What needs to be done: Each entry should be quoted word for word, including every mark of punctuation.

Dataset:
***

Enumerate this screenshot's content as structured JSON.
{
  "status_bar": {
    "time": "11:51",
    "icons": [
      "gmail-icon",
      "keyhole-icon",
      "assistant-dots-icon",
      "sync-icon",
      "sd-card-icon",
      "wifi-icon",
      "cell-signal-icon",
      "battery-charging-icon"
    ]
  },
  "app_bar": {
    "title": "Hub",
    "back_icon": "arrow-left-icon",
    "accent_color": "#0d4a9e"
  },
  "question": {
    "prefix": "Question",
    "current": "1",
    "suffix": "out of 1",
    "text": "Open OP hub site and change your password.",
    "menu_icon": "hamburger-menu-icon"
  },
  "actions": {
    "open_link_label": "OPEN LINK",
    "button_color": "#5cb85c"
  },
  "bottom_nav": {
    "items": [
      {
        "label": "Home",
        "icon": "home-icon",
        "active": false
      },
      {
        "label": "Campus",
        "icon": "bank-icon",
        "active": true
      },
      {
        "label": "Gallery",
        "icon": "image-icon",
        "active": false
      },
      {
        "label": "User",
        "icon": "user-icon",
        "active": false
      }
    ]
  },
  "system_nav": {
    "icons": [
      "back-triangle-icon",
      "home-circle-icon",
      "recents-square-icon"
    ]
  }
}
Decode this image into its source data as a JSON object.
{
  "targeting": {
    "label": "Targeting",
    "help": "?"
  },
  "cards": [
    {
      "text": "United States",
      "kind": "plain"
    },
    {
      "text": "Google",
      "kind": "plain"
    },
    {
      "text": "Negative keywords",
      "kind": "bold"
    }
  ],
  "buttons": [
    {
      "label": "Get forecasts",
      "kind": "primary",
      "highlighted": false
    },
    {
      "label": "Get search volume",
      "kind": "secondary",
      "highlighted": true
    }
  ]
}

***

Output for this exercise:
Enumerate this screenshot's content as structured JSON.
{
  "status_bar": {
    "time": "11:51",
    "icons": [
      "gmail-icon",
      "keyhole-icon",
      "assistant-dots-icon",
      "sync-icon",
      "sd-card-icon",
      "wifi-icon",
      "cell-signal-icon",
      "battery-charging-icon"
    ]
  },
  "app_bar": {
    "title": "Hub",
    "back_icon": "arrow-left-icon",
    "accent_color": "#0d4a9e"
  },
  "question": {
    "prefix": "Question",
    "current": "1",
    "suffix": "out of 1",
    "text": "Open OP hub site and change your password.",
    "menu_icon": "hamburger-menu-icon"
  },
  "actions": {
    "open_link_label": "OPEN LINK",
    "button_color": "#5cb85c"
  },
  "bottom_nav": {
    "items": [
      {
        "label": "Home",
        "icon": "home-icon",
        "active": false
      },
      {
        "label": "Campus",
        "icon": "bank-icon",
        "active": true
      },
      {
        "label": "Gallery",
        "icon": "image-icon",
        "active": false
      },
      {
        "label": "User",
        "icon": "user-icon",
        "active": false
      }
    ]
  },
  "system_nav": {
    "icons": [
      "back-triangle-icon",
      "home-circle-icon",
      "recents-square-icon"
    ]
  }
}
Decode this image into its source data as a JSON object.
{
  "targeting": {
    "label": "Targeting",
    "help": "?"
  },
  "cards": [
    {
      "text": "United States",
      "kind": "plain"
    },
    {
      "text": "Google",
      "kind": "plain"
    },
    {
      "text": "Negative keywords",
      "kind": "bold"
    }
  ],
  "buttons": [
    {
      "label": "Get forecasts",
      "kind": "primary",
      "highlighted": false
    },
    {
      "label": "Get search volume",
      "kind": "secondary",
      "highlighted": true
    }
  ]
}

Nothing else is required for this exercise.